— START OF Task data —

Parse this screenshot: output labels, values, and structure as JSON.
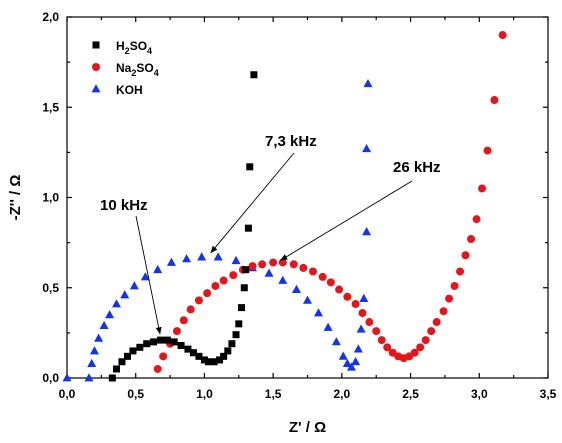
{
  "chart_data": {
    "type": "scatter",
    "xlabel": "Z' / Ω",
    "ylabel": "-Z'' / Ω",
    "xlim": [
      0,
      3.5
    ],
    "ylim": [
      0,
      2.0
    ],
    "xticks": [
      "0,0",
      "0,5",
      "1,0",
      "1,5",
      "2,0",
      "2,5",
      "3,0",
      "3,5"
    ],
    "yticks": [
      "0,0",
      "0,5",
      "1,0",
      "1,5",
      "2,0"
    ],
    "legend_position": "top-left",
    "grid": false,
    "series": [
      {
        "name": "H2SO4",
        "legend_base": "H",
        "legend_sub1": "2",
        "legend_mid": "SO",
        "legend_sub2": "4",
        "marker": "square",
        "color": "#000000",
        "points": [
          [
            0.33,
            0.0
          ],
          [
            0.36,
            0.05
          ],
          [
            0.4,
            0.09
          ],
          [
            0.44,
            0.12
          ],
          [
            0.48,
            0.15
          ],
          [
            0.53,
            0.17
          ],
          [
            0.58,
            0.19
          ],
          [
            0.63,
            0.2
          ],
          [
            0.68,
            0.21
          ],
          [
            0.73,
            0.21
          ],
          [
            0.78,
            0.2
          ],
          [
            0.83,
            0.18
          ],
          [
            0.88,
            0.16
          ],
          [
            0.92,
            0.14
          ],
          [
            0.96,
            0.12
          ],
          [
            1.0,
            0.1
          ],
          [
            1.03,
            0.09
          ],
          [
            1.07,
            0.09
          ],
          [
            1.11,
            0.1
          ],
          [
            1.14,
            0.12
          ],
          [
            1.17,
            0.15
          ],
          [
            1.2,
            0.19
          ],
          [
            1.23,
            0.24
          ],
          [
            1.25,
            0.3
          ],
          [
            1.27,
            0.39
          ],
          [
            1.29,
            0.5
          ],
          [
            1.3,
            0.6
          ],
          [
            1.32,
            0.83
          ],
          [
            1.33,
            1.17
          ],
          [
            1.36,
            1.68
          ]
        ]
      },
      {
        "name": "Na2SO4",
        "legend_base": "Na",
        "legend_sub1": "2",
        "legend_mid": "SO",
        "legend_sub2": "4",
        "marker": "circle",
        "color": "#e8141b",
        "points": [
          [
            0.66,
            0.05
          ],
          [
            0.7,
            0.12
          ],
          [
            0.75,
            0.19
          ],
          [
            0.8,
            0.26
          ],
          [
            0.85,
            0.32
          ],
          [
            0.9,
            0.38
          ],
          [
            0.96,
            0.43
          ],
          [
            1.02,
            0.47
          ],
          [
            1.08,
            0.51
          ],
          [
            1.14,
            0.54
          ],
          [
            1.21,
            0.57
          ],
          [
            1.28,
            0.6
          ],
          [
            1.35,
            0.62
          ],
          [
            1.42,
            0.63
          ],
          [
            1.5,
            0.64
          ],
          [
            1.57,
            0.64
          ],
          [
            1.65,
            0.63
          ],
          [
            1.72,
            0.61
          ],
          [
            1.79,
            0.59
          ],
          [
            1.86,
            0.56
          ],
          [
            1.92,
            0.53
          ],
          [
            1.98,
            0.49
          ],
          [
            2.04,
            0.45
          ],
          [
            2.1,
            0.41
          ],
          [
            2.15,
            0.36
          ],
          [
            2.2,
            0.31
          ],
          [
            2.25,
            0.26
          ],
          [
            2.29,
            0.21
          ],
          [
            2.33,
            0.17
          ],
          [
            2.37,
            0.14
          ],
          [
            2.41,
            0.12
          ],
          [
            2.45,
            0.11
          ],
          [
            2.49,
            0.12
          ],
          [
            2.53,
            0.14
          ],
          [
            2.57,
            0.17
          ],
          [
            2.61,
            0.21
          ],
          [
            2.65,
            0.26
          ],
          [
            2.69,
            0.31
          ],
          [
            2.74,
            0.37
          ],
          [
            2.78,
            0.44
          ],
          [
            2.82,
            0.51
          ],
          [
            2.86,
            0.59
          ],
          [
            2.9,
            0.68
          ],
          [
            2.94,
            0.77
          ],
          [
            2.98,
            0.88
          ],
          [
            3.02,
            1.05
          ],
          [
            3.06,
            1.26
          ],
          [
            3.11,
            1.54
          ],
          [
            3.17,
            1.9
          ]
        ]
      },
      {
        "name": "KOH",
        "legend_base": "KOH",
        "legend_sub1": "",
        "legend_mid": "",
        "legend_sub2": "",
        "marker": "triangle",
        "color": "#1234f0",
        "points": [
          [
            0.0,
            0.0
          ],
          [
            0.16,
            0.0
          ],
          [
            0.18,
            0.08
          ],
          [
            0.2,
            0.15
          ],
          [
            0.23,
            0.22
          ],
          [
            0.27,
            0.29
          ],
          [
            0.31,
            0.35
          ],
          [
            0.36,
            0.41
          ],
          [
            0.42,
            0.46
          ],
          [
            0.49,
            0.51
          ],
          [
            0.57,
            0.56
          ],
          [
            0.66,
            0.6
          ],
          [
            0.76,
            0.64
          ],
          [
            0.87,
            0.66
          ],
          [
            0.98,
            0.67
          ],
          [
            1.1,
            0.67
          ],
          [
            1.23,
            0.65
          ],
          [
            1.35,
            0.61
          ],
          [
            1.47,
            0.58
          ],
          [
            1.57,
            0.54
          ],
          [
            1.67,
            0.49
          ],
          [
            1.75,
            0.43
          ],
          [
            1.83,
            0.36
          ],
          [
            1.9,
            0.28
          ],
          [
            1.96,
            0.2
          ],
          [
            2.01,
            0.12
          ],
          [
            2.04,
            0.08
          ],
          [
            2.07,
            0.06
          ],
          [
            2.1,
            0.09
          ],
          [
            2.12,
            0.16
          ],
          [
            2.14,
            0.27
          ],
          [
            2.16,
            0.44
          ],
          [
            2.18,
            0.81
          ],
          [
            2.18,
            1.27
          ],
          [
            2.19,
            1.63
          ]
        ]
      }
    ],
    "annotations": [
      {
        "text": "10 kHz",
        "point": [
          0.67,
          0.22
        ]
      },
      {
        "text": "7,3 kHz",
        "point": [
          1.03,
          0.67
        ]
      },
      {
        "text": "26 kHz",
        "point": [
          1.53,
          0.64
        ]
      }
    ]
  }
}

— END OF Task data —

Each record above should come back exactly the same, only without its pictures.

Parse this screenshot: output labels, values, and structure as JSON.
{
  "chart_data": {
    "type": "scatter",
    "xlabel": "Z' / Ω",
    "ylabel": "-Z'' / Ω",
    "xlim": [
      0,
      3.5
    ],
    "ylim": [
      0,
      2.0
    ],
    "xticks": [
      "0,0",
      "0,5",
      "1,0",
      "1,5",
      "2,0",
      "2,5",
      "3,0",
      "3,5"
    ],
    "yticks": [
      "0,0",
      "0,5",
      "1,0",
      "1,5",
      "2,0"
    ],
    "legend_position": "top-left",
    "grid": false,
    "series": [
      {
        "name": "H2SO4",
        "legend_base": "H",
        "legend_sub1": "2",
        "legend_mid": "SO",
        "legend_sub2": "4",
        "marker": "square",
        "color": "#000000",
        "points": [
          [
            0.33,
            0.0
          ],
          [
            0.36,
            0.05
          ],
          [
            0.4,
            0.09
          ],
          [
            0.44,
            0.12
          ],
          [
            0.48,
            0.15
          ],
          [
            0.53,
            0.17
          ],
          [
            0.58,
            0.19
          ],
          [
            0.63,
            0.2
          ],
          [
            0.68,
            0.21
          ],
          [
            0.73,
            0.21
          ],
          [
            0.78,
            0.2
          ],
          [
            0.83,
            0.18
          ],
          [
            0.88,
            0.16
          ],
          [
            0.92,
            0.14
          ],
          [
            0.96,
            0.12
          ],
          [
            1.0,
            0.1
          ],
          [
            1.03,
            0.09
          ],
          [
            1.07,
            0.09
          ],
          [
            1.11,
            0.1
          ],
          [
            1.14,
            0.12
          ],
          [
            1.17,
            0.15
          ],
          [
            1.2,
            0.19
          ],
          [
            1.23,
            0.24
          ],
          [
            1.25,
            0.3
          ],
          [
            1.27,
            0.39
          ],
          [
            1.29,
            0.5
          ],
          [
            1.3,
            0.6
          ],
          [
            1.32,
            0.83
          ],
          [
            1.33,
            1.17
          ],
          [
            1.36,
            1.68
          ]
        ]
      },
      {
        "name": "Na2SO4",
        "legend_base": "Na",
        "legend_sub1": "2",
        "legend_mid": "SO",
        "legend_sub2": "4",
        "marker": "circle",
        "color": "#e8141b",
        "points": [
          [
            0.66,
            0.05
          ],
          [
            0.7,
            0.12
          ],
          [
            0.75,
            0.19
          ],
          [
            0.8,
            0.26
          ],
          [
            0.85,
            0.32
          ],
          [
            0.9,
            0.38
          ],
          [
            0.96,
            0.43
          ],
          [
            1.02,
            0.47
          ],
          [
            1.08,
            0.51
          ],
          [
            1.14,
            0.54
          ],
          [
            1.21,
            0.57
          ],
          [
            1.28,
            0.6
          ],
          [
            1.35,
            0.62
          ],
          [
            1.42,
            0.63
          ],
          [
            1.5,
            0.64
          ],
          [
            1.57,
            0.64
          ],
          [
            1.65,
            0.63
          ],
          [
            1.72,
            0.61
          ],
          [
            1.79,
            0.59
          ],
          [
            1.86,
            0.56
          ],
          [
            1.92,
            0.53
          ],
          [
            1.98,
            0.49
          ],
          [
            2.04,
            0.45
          ],
          [
            2.1,
            0.41
          ],
          [
            2.15,
            0.36
          ],
          [
            2.2,
            0.31
          ],
          [
            2.25,
            0.26
          ],
          [
            2.29,
            0.21
          ],
          [
            2.33,
            0.17
          ],
          [
            2.37,
            0.14
          ],
          [
            2.41,
            0.12
          ],
          [
            2.45,
            0.11
          ],
          [
            2.49,
            0.12
          ],
          [
            2.53,
            0.14
          ],
          [
            2.57,
            0.17
          ],
          [
            2.61,
            0.21
          ],
          [
            2.65,
            0.26
          ],
          [
            2.69,
            0.31
          ],
          [
            2.74,
            0.37
          ],
          [
            2.78,
            0.44
          ],
          [
            2.82,
            0.51
          ],
          [
            2.86,
            0.59
          ],
          [
            2.9,
            0.68
          ],
          [
            2.94,
            0.77
          ],
          [
            2.98,
            0.88
          ],
          [
            3.02,
            1.05
          ],
          [
            3.06,
            1.26
          ],
          [
            3.11,
            1.54
          ],
          [
            3.17,
            1.9
          ]
        ]
      },
      {
        "name": "KOH",
        "legend_base": "KOH",
        "legend_sub1": "",
        "legend_mid": "",
        "legend_sub2": "",
        "marker": "triangle",
        "color": "#1234f0",
        "points": [
          [
            0.0,
            0.0
          ],
          [
            0.16,
            0.0
          ],
          [
            0.18,
            0.08
          ],
          [
            0.2,
            0.15
          ],
          [
            0.23,
            0.22
          ],
          [
            0.27,
            0.29
          ],
          [
            0.31,
            0.35
          ],
          [
            0.36,
            0.41
          ],
          [
            0.42,
            0.46
          ],
          [
            0.49,
            0.51
          ],
          [
            0.57,
            0.56
          ],
          [
            0.66,
            0.6
          ],
          [
            0.76,
            0.64
          ],
          [
            0.87,
            0.66
          ],
          [
            0.98,
            0.67
          ],
          [
            1.1,
            0.67
          ],
          [
            1.23,
            0.65
          ],
          [
            1.35,
            0.61
          ],
          [
            1.47,
            0.58
          ],
          [
            1.57,
            0.54
          ],
          [
            1.67,
            0.49
          ],
          [
            1.75,
            0.43
          ],
          [
            1.83,
            0.36
          ],
          [
            1.9,
            0.28
          ],
          [
            1.96,
            0.2
          ],
          [
            2.01,
            0.12
          ],
          [
            2.04,
            0.08
          ],
          [
            2.07,
            0.06
          ],
          [
            2.1,
            0.09
          ],
          [
            2.12,
            0.16
          ],
          [
            2.14,
            0.27
          ],
          [
            2.16,
            0.44
          ],
          [
            2.18,
            0.81
          ],
          [
            2.18,
            1.27
          ],
          [
            2.19,
            1.63
          ]
        ]
      }
    ],
    "annotations": [
      {
        "text": "10 kHz",
        "point": [
          0.67,
          0.22
        ]
      },
      {
        "text": "7,3 kHz",
        "point": [
          1.03,
          0.67
        ]
      },
      {
        "text": "26 kHz",
        "point": [
          1.53,
          0.64
        ]
      }
    ]
  }
}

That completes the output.